- OPDRACHT
Bewerk de passage uit de tekst over Chrono Cross van "Er wacht je" tot en met "torenhoge verwachtingen voldoen.": schrijf die opnieuw op, met "euro" in plaats van "gulden".

Er wacht je een kleurrijke en fantasievolle wereld in Chrono Cross
Ruim 20 jaar later
Grappig dat juist CC zo nadrukkelijk stilstaat bij het verleden en de toekomst; wat kon zijn en wat er komen gaat. Want ik weet nog goed hoe ik deze game importeerde voor 165 gulden, betaald van mijn zuurverdiende vakantiebaancentjes bij de C1000 achter de kassa. CT was mijn meest gespeelde game ooit, op Final Fantasy IV na misschien. Xenogears en Final Fantasy VIII hadden me al verwend met prachtige settings en vooral die eerste met een etherisch verhaal. De lat voor JRPG’s lag dus hoog in die tijd. Chrono Cross moest aan torenhoge verwachtingen voldoen.
Maar CC is een ander beestje dan die gebruikelijke RPG’s. Het verhaal wordt je niet op een presenteerblaadje aangeboden, er zijn tal van karakters te rekruteren en technisch kan de PS1 het allemaal nog maar net aan. De vele karakters hebben vaak aandoenlijke achtergrondverhalen, maar missen doorgaans diepgang. En in de gevechten is iedereen nagenoeg inwisselbaar. Al is wisselen van vechtmaatjes ook weer een heel gedoe, omdat je de uitrusting niet zo gemakkelijk kan overplaatsen. Het zorgt ervoor dat je meestal maar gewoon met hetzelfde clubje blijft spelen.
Al met al wist CC me niet zo te grijpen als eerdere RPG’s van Squaresoft en na één keertje uitspelen verdween de game achterin de kast. Ik ben vast niet de enige waar het zo gelopen is. Vooral voor hen is deze remaster gemaakt denk ik. Mensen die aan CC terugdenken en zich afvragen of ze deze game niet nog een kans moeten geven. Want wat al snel duidelijk wordt als je deze nieuwe editie opstart, is dat de ontwikkelaars met een flinterdun budget hebben moeten werken. Daarvan is een groot deel vast gegaan naar de vertalingen die zijn gemaakt nu CC voor het eerst ook in Europa is uitgegeven.

- GETOONDE GEGEVENS
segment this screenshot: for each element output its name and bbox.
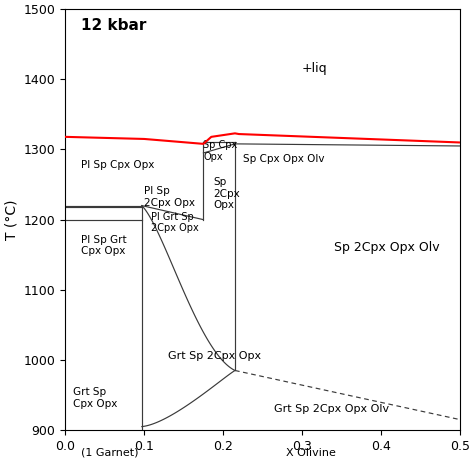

---

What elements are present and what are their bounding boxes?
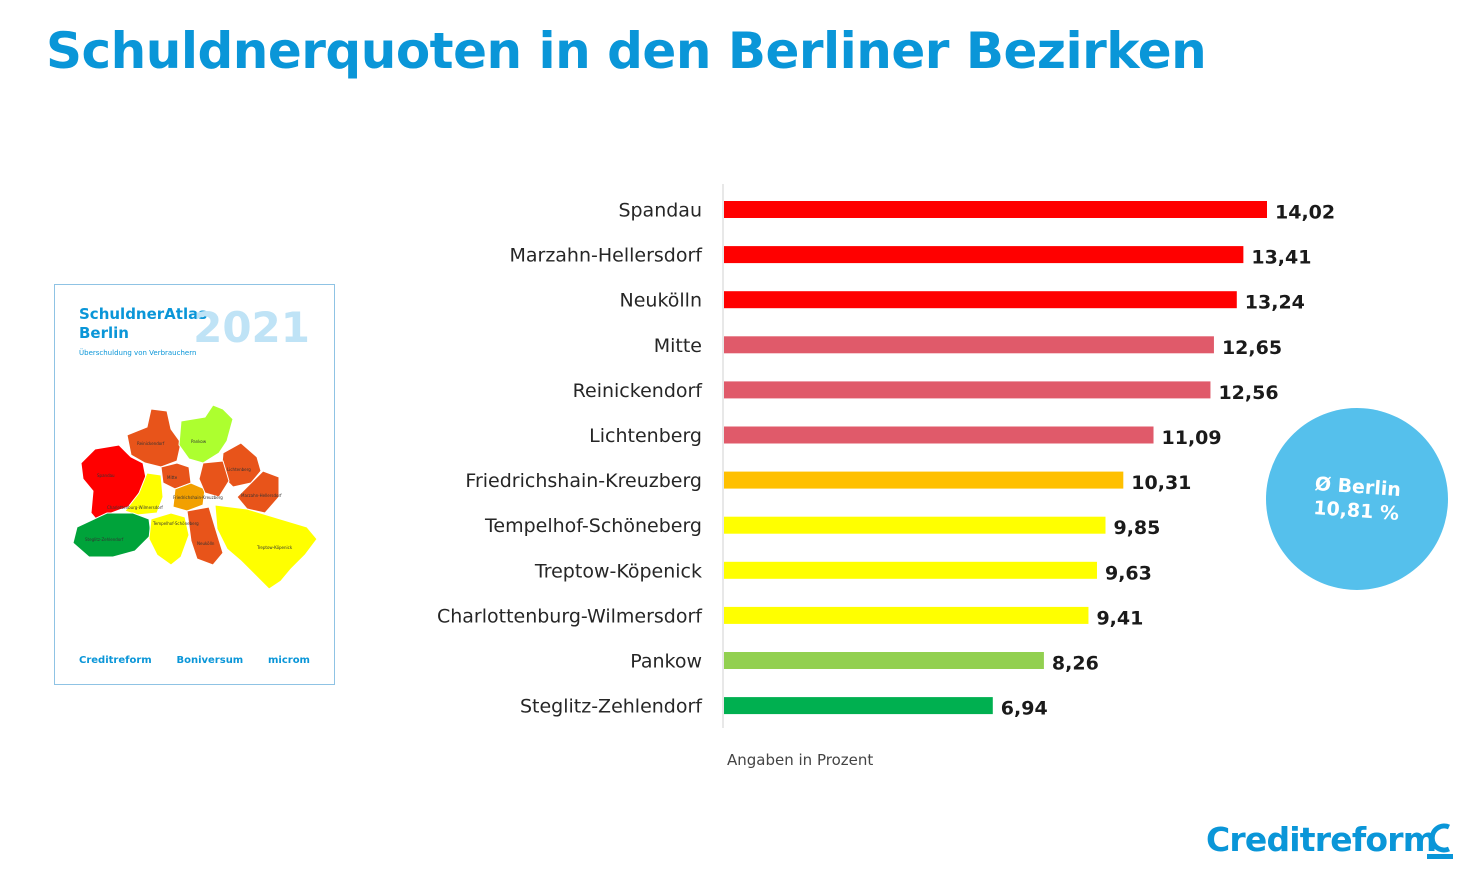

- VERWACHT ANTWOORD
Er wacht je een kleurrijke en fantasievolle wereld in Chrono Cross
Ruim 20 jaar later
Grappig dat juist CC zo nadrukkelijk stilstaat bij het verleden en de toekomst; wat kon zijn en wat er komen gaat. Want ik weet nog goed hoe ik deze game importeerde voor 165 euro, betaald van mijn zuurverdiende vakantiebaancentjes bij de C1000 achter de kassa. CT was mijn meest gespeelde game ooit, op Final Fantasy IV na misschien. Xenogears en Final Fantasy VIII hadden me al verwend met prachtige settings en vooral die eerste met een etherisch verhaal. De lat voor JRPG’s lag dus hoog in die tijd. Chrono Cross moest aan torenhoge verwachtingen voldoen.